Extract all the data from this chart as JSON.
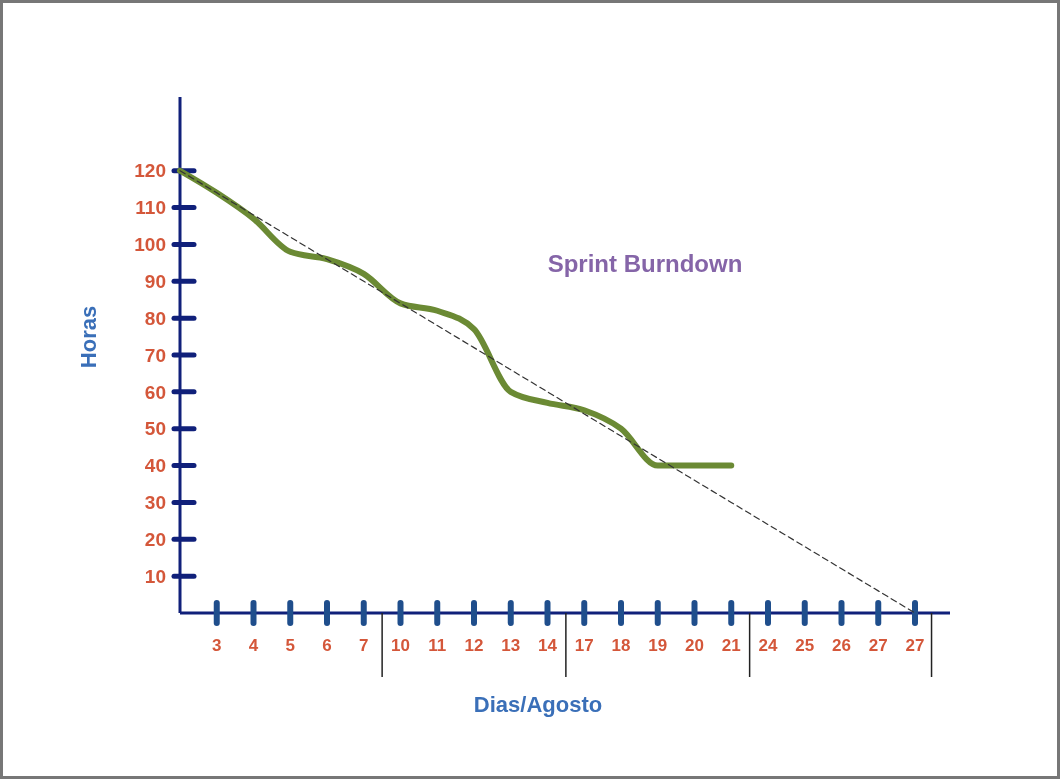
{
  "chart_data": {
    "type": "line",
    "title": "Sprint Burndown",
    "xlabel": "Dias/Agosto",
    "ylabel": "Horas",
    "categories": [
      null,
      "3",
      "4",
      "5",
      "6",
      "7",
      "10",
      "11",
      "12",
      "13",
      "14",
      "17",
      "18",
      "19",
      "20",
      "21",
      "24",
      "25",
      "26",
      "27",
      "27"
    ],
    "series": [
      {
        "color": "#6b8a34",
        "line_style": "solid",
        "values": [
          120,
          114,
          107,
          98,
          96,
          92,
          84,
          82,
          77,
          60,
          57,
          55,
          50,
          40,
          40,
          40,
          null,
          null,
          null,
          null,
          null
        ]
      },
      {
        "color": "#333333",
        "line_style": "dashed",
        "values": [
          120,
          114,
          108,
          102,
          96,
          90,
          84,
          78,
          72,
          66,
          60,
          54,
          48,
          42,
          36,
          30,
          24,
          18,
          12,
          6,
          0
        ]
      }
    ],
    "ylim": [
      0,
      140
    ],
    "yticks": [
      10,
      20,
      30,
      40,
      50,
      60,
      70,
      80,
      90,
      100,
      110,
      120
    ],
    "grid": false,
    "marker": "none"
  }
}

■ ■ ■ ■ ■

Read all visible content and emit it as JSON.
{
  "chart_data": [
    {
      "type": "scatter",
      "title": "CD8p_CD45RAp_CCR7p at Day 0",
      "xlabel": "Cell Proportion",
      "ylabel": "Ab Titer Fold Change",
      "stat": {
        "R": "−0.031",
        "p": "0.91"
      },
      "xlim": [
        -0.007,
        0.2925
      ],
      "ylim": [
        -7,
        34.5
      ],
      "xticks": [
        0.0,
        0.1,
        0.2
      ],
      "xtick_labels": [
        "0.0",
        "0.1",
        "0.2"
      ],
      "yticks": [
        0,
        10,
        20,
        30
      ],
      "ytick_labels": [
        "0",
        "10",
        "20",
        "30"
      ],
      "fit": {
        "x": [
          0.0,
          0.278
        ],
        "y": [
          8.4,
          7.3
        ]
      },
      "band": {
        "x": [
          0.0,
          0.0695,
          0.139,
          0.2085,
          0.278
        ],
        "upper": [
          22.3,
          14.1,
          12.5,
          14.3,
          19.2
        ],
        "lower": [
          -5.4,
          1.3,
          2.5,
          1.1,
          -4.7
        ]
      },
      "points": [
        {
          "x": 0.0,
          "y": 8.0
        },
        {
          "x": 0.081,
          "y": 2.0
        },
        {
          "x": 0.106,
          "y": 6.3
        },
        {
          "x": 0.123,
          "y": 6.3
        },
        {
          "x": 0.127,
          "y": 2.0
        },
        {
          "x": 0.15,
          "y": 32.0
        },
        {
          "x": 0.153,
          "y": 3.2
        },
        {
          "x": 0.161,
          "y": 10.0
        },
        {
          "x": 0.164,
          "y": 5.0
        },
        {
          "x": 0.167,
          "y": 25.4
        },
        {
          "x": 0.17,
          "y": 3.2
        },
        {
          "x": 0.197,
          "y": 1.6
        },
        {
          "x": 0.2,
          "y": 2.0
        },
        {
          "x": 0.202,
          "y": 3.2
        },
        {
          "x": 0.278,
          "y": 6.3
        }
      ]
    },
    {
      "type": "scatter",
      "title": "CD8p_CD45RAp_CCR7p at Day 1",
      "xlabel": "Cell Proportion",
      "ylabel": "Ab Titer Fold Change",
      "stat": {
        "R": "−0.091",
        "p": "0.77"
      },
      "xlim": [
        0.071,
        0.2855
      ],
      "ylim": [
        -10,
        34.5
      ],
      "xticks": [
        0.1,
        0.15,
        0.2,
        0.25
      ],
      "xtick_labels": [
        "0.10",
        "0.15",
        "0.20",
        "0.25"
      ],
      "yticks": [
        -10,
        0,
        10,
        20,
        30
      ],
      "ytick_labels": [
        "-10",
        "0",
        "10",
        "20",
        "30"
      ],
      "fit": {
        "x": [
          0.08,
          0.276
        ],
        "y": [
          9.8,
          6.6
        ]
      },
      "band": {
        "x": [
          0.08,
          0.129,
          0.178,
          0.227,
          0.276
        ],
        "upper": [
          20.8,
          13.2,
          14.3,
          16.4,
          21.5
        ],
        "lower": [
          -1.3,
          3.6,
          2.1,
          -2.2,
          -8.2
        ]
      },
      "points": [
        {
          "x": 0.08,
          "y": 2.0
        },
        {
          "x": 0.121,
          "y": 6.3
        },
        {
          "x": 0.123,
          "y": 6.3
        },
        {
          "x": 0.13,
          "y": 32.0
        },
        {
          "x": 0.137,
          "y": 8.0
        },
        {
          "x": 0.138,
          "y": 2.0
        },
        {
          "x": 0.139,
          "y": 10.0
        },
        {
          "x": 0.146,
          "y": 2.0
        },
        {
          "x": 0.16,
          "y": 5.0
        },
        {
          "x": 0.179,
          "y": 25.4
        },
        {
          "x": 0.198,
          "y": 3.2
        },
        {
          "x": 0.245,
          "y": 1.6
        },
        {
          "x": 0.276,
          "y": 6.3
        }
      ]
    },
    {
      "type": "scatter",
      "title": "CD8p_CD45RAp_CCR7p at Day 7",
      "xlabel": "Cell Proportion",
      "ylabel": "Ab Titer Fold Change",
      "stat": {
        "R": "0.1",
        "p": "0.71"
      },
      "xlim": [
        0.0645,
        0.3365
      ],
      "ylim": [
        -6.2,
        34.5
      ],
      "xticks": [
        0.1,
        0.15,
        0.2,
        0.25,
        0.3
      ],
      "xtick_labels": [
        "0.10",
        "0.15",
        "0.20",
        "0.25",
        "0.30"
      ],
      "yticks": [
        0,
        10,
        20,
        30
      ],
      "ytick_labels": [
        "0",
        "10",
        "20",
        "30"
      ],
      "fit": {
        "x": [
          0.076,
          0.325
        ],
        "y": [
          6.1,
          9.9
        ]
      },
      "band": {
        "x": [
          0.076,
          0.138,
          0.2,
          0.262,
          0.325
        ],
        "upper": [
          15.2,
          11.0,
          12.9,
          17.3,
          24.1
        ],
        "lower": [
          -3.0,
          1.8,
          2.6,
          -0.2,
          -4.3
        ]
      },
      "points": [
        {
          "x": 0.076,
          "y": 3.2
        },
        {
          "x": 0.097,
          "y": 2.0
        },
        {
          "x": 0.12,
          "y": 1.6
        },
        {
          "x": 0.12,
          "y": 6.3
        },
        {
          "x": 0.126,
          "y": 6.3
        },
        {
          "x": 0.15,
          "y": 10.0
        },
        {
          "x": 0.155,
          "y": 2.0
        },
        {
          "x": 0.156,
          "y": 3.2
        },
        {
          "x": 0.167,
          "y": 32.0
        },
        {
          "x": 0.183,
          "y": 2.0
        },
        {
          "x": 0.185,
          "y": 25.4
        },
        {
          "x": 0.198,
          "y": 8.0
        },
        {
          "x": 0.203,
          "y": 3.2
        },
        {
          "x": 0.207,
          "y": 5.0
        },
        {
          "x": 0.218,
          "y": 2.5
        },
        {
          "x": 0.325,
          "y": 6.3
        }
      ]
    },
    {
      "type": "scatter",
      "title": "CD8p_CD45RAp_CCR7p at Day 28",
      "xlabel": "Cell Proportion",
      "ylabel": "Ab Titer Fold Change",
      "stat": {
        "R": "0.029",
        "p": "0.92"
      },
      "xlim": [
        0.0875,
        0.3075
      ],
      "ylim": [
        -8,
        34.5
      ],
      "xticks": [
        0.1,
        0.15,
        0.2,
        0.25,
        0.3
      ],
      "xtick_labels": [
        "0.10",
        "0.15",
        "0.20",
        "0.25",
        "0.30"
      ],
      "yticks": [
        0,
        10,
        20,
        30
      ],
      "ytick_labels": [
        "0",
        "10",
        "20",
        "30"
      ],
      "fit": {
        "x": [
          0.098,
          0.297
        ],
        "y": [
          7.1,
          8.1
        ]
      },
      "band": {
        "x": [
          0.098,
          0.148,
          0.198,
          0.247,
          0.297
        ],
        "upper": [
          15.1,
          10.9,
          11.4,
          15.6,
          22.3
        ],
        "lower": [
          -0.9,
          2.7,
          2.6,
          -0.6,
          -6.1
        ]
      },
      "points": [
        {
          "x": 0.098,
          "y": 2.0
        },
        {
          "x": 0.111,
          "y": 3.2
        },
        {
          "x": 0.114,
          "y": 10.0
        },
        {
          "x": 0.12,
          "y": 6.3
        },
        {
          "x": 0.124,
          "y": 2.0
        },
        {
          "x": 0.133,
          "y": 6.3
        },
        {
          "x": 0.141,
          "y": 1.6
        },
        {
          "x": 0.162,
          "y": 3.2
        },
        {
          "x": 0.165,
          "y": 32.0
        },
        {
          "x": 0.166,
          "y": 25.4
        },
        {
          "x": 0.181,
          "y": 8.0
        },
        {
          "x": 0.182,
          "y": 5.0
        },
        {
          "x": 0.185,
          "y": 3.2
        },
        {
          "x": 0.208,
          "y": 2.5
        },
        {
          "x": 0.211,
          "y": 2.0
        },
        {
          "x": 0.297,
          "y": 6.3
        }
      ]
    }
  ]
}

■ ■ ■ ■ ■

Task: Check every line for "JSON" and show the ones that have it.

Finished task:
Extract all the data from this chart as JSON.
Read all visible content and emit it as JSON.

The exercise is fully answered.